• _PROMPT_
Check each line of the material. Copy those containing "Total".

• _DATA RECORDS_

= = = =

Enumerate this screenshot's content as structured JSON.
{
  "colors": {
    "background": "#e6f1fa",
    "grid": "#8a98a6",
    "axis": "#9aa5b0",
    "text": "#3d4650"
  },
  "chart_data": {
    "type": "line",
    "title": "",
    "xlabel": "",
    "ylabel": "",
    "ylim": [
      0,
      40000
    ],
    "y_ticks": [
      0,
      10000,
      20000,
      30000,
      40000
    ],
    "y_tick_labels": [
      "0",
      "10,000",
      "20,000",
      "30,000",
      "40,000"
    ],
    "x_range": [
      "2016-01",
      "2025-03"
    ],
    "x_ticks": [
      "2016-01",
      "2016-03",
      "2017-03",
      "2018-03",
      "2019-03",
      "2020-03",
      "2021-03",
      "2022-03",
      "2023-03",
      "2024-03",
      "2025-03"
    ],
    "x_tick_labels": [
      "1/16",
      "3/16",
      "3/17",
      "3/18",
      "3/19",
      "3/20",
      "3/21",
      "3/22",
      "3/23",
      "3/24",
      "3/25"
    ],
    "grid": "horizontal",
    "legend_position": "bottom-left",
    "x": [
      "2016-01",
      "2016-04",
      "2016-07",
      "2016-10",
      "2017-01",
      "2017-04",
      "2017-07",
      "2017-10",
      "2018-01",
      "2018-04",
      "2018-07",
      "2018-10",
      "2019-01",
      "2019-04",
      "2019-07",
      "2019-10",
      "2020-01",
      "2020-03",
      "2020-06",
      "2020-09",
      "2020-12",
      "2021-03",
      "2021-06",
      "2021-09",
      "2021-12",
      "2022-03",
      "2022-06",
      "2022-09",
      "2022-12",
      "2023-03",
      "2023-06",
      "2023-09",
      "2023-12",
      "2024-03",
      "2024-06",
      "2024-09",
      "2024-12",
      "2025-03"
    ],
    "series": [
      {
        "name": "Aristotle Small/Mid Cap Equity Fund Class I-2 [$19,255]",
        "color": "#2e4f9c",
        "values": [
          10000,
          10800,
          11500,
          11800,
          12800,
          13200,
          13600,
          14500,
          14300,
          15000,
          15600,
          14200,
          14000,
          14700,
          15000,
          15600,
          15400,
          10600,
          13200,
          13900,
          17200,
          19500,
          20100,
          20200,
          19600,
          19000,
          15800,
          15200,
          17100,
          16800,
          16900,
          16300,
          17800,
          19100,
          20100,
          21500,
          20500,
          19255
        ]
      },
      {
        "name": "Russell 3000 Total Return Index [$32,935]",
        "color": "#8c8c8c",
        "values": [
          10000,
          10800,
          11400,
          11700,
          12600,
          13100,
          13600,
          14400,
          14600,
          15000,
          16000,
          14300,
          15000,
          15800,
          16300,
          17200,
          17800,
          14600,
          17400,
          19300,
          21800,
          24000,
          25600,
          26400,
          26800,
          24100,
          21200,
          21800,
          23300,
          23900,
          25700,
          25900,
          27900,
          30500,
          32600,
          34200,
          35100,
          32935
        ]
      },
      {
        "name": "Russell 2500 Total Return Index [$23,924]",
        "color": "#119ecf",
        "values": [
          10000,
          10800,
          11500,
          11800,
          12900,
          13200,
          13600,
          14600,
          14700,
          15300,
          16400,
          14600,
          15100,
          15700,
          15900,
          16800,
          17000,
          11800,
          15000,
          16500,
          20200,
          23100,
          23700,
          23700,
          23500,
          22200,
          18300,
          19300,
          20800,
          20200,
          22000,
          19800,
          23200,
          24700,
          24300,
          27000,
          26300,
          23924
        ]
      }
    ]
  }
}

= = = =

• _RESULT OF THE TASK_
        "name": "Russell 3000 Total Return Index [$32,935]",
        "name": "Russell 2500 Total Return Index [$23,924]",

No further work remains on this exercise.